PROBLEM DETAILS: Give every line below again, exactly.

— START LISTED ENTRIES —

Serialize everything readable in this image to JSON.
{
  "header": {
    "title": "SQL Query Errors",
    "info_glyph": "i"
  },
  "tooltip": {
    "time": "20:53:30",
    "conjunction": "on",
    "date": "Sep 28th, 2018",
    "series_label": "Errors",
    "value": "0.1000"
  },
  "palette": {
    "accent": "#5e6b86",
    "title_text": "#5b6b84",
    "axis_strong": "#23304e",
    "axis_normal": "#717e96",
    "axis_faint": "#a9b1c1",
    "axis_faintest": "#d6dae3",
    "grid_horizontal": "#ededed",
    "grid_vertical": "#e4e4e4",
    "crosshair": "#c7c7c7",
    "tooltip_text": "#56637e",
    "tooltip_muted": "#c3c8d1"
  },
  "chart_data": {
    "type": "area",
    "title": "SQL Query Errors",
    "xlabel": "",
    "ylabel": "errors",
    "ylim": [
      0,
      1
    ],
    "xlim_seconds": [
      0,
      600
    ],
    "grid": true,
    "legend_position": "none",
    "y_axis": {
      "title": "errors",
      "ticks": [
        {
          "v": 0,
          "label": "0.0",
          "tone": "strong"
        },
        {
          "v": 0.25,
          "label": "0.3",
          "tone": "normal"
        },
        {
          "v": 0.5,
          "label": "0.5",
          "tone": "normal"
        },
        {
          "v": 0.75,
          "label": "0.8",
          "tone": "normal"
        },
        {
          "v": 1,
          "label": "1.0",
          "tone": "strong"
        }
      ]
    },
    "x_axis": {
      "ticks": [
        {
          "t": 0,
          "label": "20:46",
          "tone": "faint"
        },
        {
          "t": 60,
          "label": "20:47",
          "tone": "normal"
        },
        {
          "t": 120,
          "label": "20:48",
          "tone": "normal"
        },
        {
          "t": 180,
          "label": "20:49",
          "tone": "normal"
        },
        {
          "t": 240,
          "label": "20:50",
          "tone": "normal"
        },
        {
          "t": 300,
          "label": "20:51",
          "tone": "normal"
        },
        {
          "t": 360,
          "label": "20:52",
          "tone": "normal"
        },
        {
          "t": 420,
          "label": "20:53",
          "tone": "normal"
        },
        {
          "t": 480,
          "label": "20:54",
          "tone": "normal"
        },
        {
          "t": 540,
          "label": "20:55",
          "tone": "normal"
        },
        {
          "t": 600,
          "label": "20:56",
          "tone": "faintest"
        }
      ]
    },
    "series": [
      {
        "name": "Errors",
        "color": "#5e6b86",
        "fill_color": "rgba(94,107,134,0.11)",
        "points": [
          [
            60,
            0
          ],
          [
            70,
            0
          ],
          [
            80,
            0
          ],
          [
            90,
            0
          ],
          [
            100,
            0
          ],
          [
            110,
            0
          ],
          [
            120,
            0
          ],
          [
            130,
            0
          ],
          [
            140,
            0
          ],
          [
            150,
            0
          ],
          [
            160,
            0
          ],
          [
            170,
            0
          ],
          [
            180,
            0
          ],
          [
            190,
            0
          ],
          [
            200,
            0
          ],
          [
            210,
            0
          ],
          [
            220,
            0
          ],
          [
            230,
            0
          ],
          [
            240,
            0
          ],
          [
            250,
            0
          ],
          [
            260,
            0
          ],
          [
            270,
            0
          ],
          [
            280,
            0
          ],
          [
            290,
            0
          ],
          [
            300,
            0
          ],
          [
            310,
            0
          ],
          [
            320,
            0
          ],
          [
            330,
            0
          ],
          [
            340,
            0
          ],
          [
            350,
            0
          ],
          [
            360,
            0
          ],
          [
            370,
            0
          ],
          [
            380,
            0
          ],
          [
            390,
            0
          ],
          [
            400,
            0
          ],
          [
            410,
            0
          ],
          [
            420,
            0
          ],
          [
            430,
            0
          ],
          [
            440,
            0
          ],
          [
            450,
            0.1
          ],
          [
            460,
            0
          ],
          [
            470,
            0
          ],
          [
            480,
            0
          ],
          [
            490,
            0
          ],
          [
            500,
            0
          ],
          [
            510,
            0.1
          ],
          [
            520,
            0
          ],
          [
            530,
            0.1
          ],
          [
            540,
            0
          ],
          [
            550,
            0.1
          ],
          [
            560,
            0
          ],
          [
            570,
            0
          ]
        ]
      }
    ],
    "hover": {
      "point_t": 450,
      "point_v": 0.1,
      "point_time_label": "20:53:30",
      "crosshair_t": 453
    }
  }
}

— END LISTED ENTRIES —

RESULT OF THE TASK:
Serialize everything readable in this image to JSON.
{
  "header": {
    "title": "SQL Query Errors",
    "info_glyph": "i"
  },
  "tooltip": {
    "time": "20:53:30",
    "conjunction": "on",
    "date": "Sep 28th, 2018",
    "series_label": "Errors",
    "value": "0.1000"
  },
  "palette": {
    "accent": "#5e6b86",
    "title_text": "#5b6b84",
    "axis_strong": "#23304e",
    "axis_normal": "#717e96",
    "axis_faint": "#a9b1c1",
    "axis_faintest": "#d6dae3",
    "grid_horizontal": "#ededed",
    "grid_vertical": "#e4e4e4",
    "crosshair": "#c7c7c7",
    "tooltip_text": "#56637e",
    "tooltip_muted": "#c3c8d1"
  },
  "chart_data": {
    "type": "area",
    "title": "SQL Query Errors",
    "xlabel": "",
    "ylabel": "errors",
    "ylim": [
      0,
      1
    ],
    "xlim_seconds": [
      0,
      600
    ],
    "grid": true,
    "legend_position": "none",
    "y_axis": {
      "title": "errors",
      "ticks": [
        {
          "v": 0,
          "label": "0.0",
          "tone": "strong"
        },
        {
          "v": 0.25,
          "label": "0.3",
          "tone": "normal"
        },
        {
          "v": 0.5,
          "label": "0.5",
          "tone": "normal"
        },
        {
          "v": 0.75,
          "label": "0.8",
          "tone": "normal"
        },
        {
          "v": 1,
          "label": "1.0",
          "tone": "strong"
        }
      ]
    },
    "x_axis": {
      "ticks": [
        {
          "t": 0,
          "label": "20:46",
          "tone": "faint"
        },
        {
          "t": 60,
          "label": "20:47",
          "tone": "normal"
        },
        {
          "t": 120,
          "label": "20:48",
          "tone": "normal"
        },
        {
          "t": 180,
          "label": "20:49",
          "tone": "normal"
        },
        {
          "t": 240,
          "label": "20:50",
          "tone": "normal"
        },
        {
          "t": 300,
          "label": "20:51",
          "tone": "normal"
        },
        {
          "t": 360,
          "label": "20:52",
          "tone": "normal"
        },
        {
          "t": 420,
          "label": "20:53",
          "tone": "normal"
        },
        {
          "t": 480,
          "label": "20:54",
          "tone": "normal"
        },
        {
          "t": 540,
          "label": "20:55",
          "tone": "normal"
        },
        {
          "t": 600,
          "label": "20:56",
          "tone": "faintest"
        }
      ]
    },
    "series": [
      {
        "name": "Errors",
        "color": "#5e6b86",
        "fill_color": "rgba(94,107,134,0.11)",
        "points": [
          [
            60,
            0
          ],
          [
            70,
            0
          ],
          [
            80,
            0
          ],
          [
            90,
            0
          ],
          [
            100,
            0
          ],
          [
            110,
            0
          ],
          [
            120,
            0
          ],
          [
            130,
            0
          ],
          [
            140,
            0
          ],
          [
            150,
            0
          ],
          [
            160,
            0
          ],
          [
            170,
            0
          ],
          [
            180,
            0
          ],
          [
            190,
            0
          ],
          [
            200,
            0
          ],
          [
            210,
            0
          ],
          [
            220,
            0
          ],
          [
            230,
            0
          ],
          [
            240,
            0
          ],
          [
            250,
            0
          ],
          [
            260,
            0
          ],
          [
            270,
            0
          ],
          [
            280,
            0
          ],
          [
            290,
            0
          ],
          [
            300,
            0
          ],
          [
            310,
            0
          ],
          [
            320,
            0
          ],
          [
            330,
            0
          ],
          [
            340,
            0
          ],
          [
            350,
            0
          ],
          [
            360,
            0
          ],
          [
            370,
            0
          ],
          [
            380,
            0
          ],
          [
            390,
            0
          ],
          [
            400,
            0
          ],
          [
            410,
            0
          ],
          [
            420,
            0
          ],
          [
            430,
            0
          ],
          [
            440,
            0
          ],
          [
            450,
            0.1
          ],
          [
            460,
            0
          ],
          [
            470,
            0
          ],
          [
            480,
            0
          ],
          [
            490,
            0
          ],
          [
            500,
            0
          ],
          [
            510,
            0.1
          ],
          [
            520,
            0
          ],
          [
            530,
            0.1
          ],
          [
            540,
            0
          ],
          [
            550,
            0.1
          ],
          [
            560,
            0
          ],
          [
            570,
            0
          ]
        ]
      }
    ],
    "hover": {
      "point_t": 450,
      "point_v": 0.1,
      "point_time_label": "20:53:30",
      "crosshair_t": 453
    }
  }
}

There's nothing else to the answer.